-- Begin Records --
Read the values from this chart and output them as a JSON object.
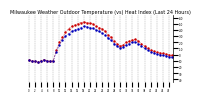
{
  "title": "Milwaukee Weather Outdoor Temperature (vs) Heat Index (Last 24 Hours)",
  "title_fontsize": 3.5,
  "background_color": "#ffffff",
  "grid_color": "#888888",
  "temp_color": "#cc0000",
  "heat_color": "#0000bb",
  "ylim": [
    -15,
    95
  ],
  "ytick_values": [
    -10,
    0,
    10,
    20,
    30,
    40,
    50,
    60,
    70,
    80,
    90
  ],
  "ytick_labels": [
    "40",
    "30",
    "20",
    "10",
    "0",
    "-10",
    "-20",
    "-30",
    "-40",
    "-50",
    "-60"
  ],
  "hours": [
    0,
    1,
    2,
    3,
    4,
    5,
    6,
    7,
    8,
    9,
    10,
    11,
    12,
    13,
    14,
    15,
    16,
    17,
    18,
    19,
    20,
    21,
    22,
    23,
    24,
    25,
    26,
    27,
    28,
    29,
    30,
    31,
    32,
    33,
    34,
    35,
    36,
    37,
    38,
    39,
    40,
    41,
    42,
    43,
    44,
    45,
    46,
    47
  ],
  "temp_values": [
    22,
    20,
    19,
    18,
    20,
    22,
    20,
    19,
    20,
    38,
    50,
    58,
    66,
    72,
    76,
    78,
    80,
    82,
    83,
    82,
    81,
    80,
    76,
    74,
    72,
    68,
    62,
    58,
    52,
    48,
    44,
    46,
    50,
    52,
    54,
    55,
    52,
    48,
    44,
    40,
    38,
    36,
    34,
    33,
    32,
    31,
    30,
    29
  ],
  "heat_values": [
    22,
    20,
    19,
    18,
    20,
    22,
    20,
    19,
    20,
    35,
    46,
    54,
    60,
    64,
    68,
    70,
    72,
    74,
    76,
    75,
    74,
    73,
    70,
    68,
    65,
    62,
    57,
    53,
    48,
    44,
    40,
    43,
    46,
    48,
    50,
    51,
    48,
    44,
    40,
    37,
    35,
    33,
    31,
    30,
    29,
    28,
    27,
    26
  ],
  "xtick_count": 48
}
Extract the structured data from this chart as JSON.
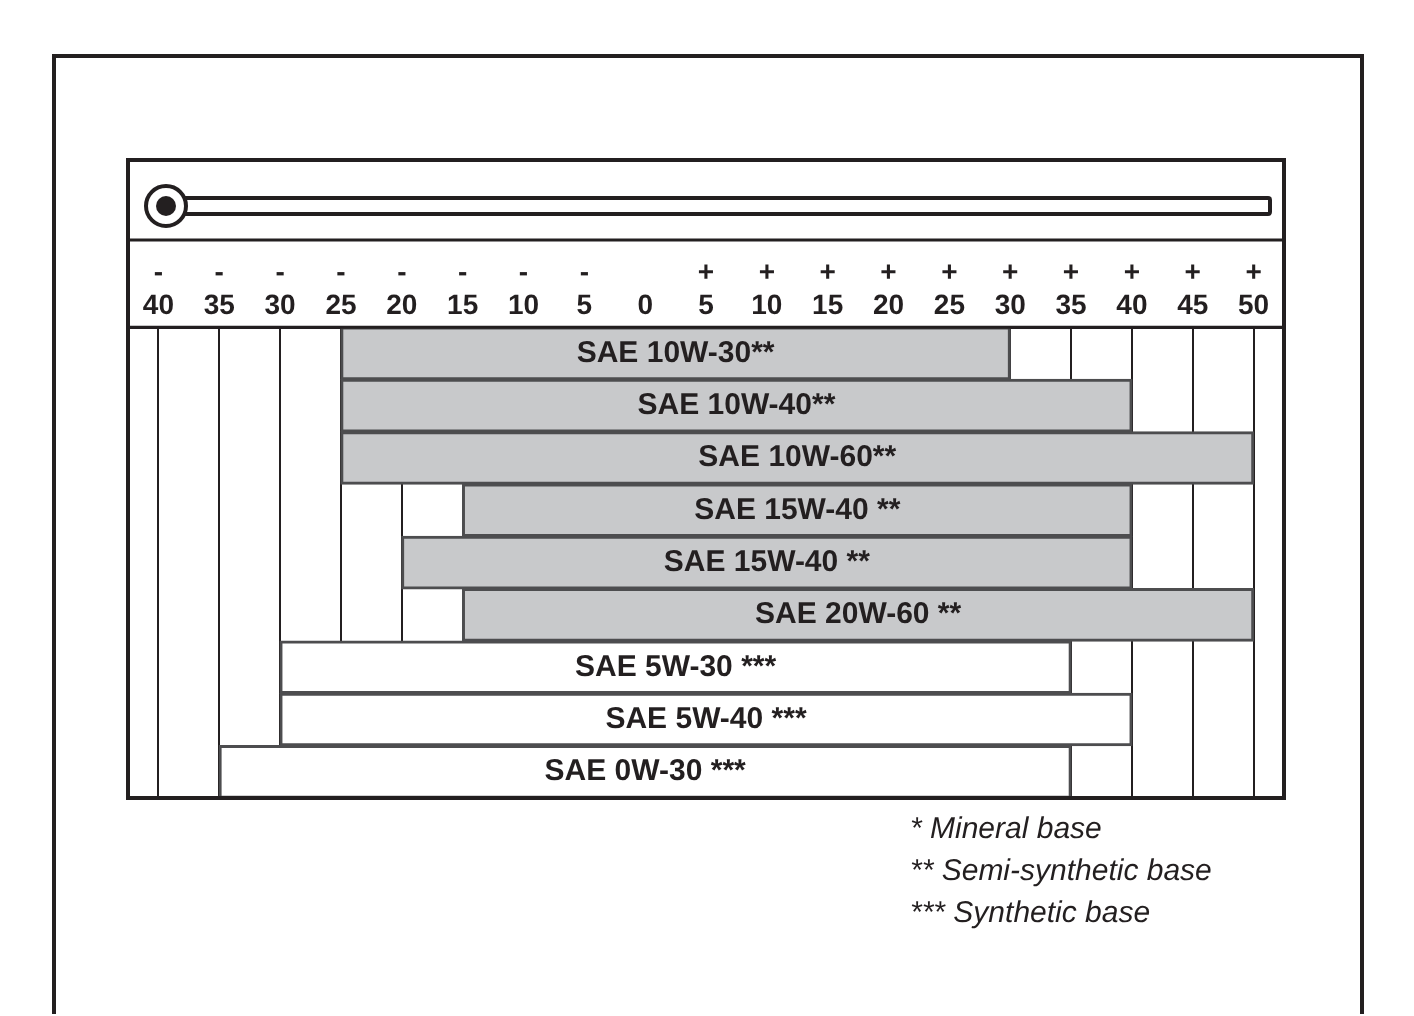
{
  "chart_data": {
    "type": "bar",
    "orientation": "horizontal",
    "categories": [
      "SAE 10W-30**",
      "SAE 10W-40**",
      "SAE 10W-60**",
      "SAE 15W-40 **",
      "SAE 15W-40 **",
      "SAE 20W-60 **",
      "SAE 5W-30 ***",
      "SAE 5W-40 ***",
      "SAE 0W-30 ***"
    ],
    "base": [
      -25,
      -25,
      -25,
      -15,
      -20,
      -15,
      -30,
      -30,
      -35
    ],
    "values": [
      55,
      65,
      75,
      55,
      60,
      65,
      65,
      70,
      70
    ],
    "colors": [
      "#c8c9cb",
      "#c8c9cb",
      "#c8c9cb",
      "#c8c9cb",
      "#c8c9cb",
      "#c8c9cb",
      "#ffffff",
      "#ffffff",
      "#ffffff"
    ],
    "xlim": [
      -42.5,
      52.5
    ],
    "xticks": [
      {
        "value": -40,
        "label": "-\n40"
      },
      {
        "value": -35,
        "label": "-\n35"
      },
      {
        "value": -30,
        "label": "-\n30"
      },
      {
        "value": -25,
        "label": "-\n25"
      },
      {
        "value": -20,
        "label": "-\n20"
      },
      {
        "value": -15,
        "label": "-\n15"
      },
      {
        "value": -10,
        "label": "-\n10"
      },
      {
        "value": -5,
        "label": "-\n5"
      },
      0,
      {
        "value": 5,
        "label": "+\n5"
      },
      {
        "value": 10,
        "label": "+\n10"
      },
      {
        "value": 15,
        "label": "+\n15"
      },
      {
        "value": 20,
        "label": "+\n20"
      },
      {
        "value": 25,
        "label": "+\n25"
      },
      {
        "value": 30,
        "label": "+\n30"
      },
      {
        "value": 35,
        "label": "+\n35"
      },
      {
        "value": 40,
        "label": "+\n40"
      },
      {
        "value": 45,
        "label": "+\n45"
      },
      {
        "value": 50,
        "label": "+\n50"
      }
    ],
    "grid": "x",
    "tick_labels": "x",
    "annotations": [
      "* Mineral base",
      "** Semi-synthetic base",
      "*** Synthetic base"
    ]
  }
}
-- End Records --
What to do: Identify lines with the string "base". Copy each one.

Full response:
    "base": [
      "* Mineral base",
      "** Semi-synthetic base",
      "*** Synthetic base"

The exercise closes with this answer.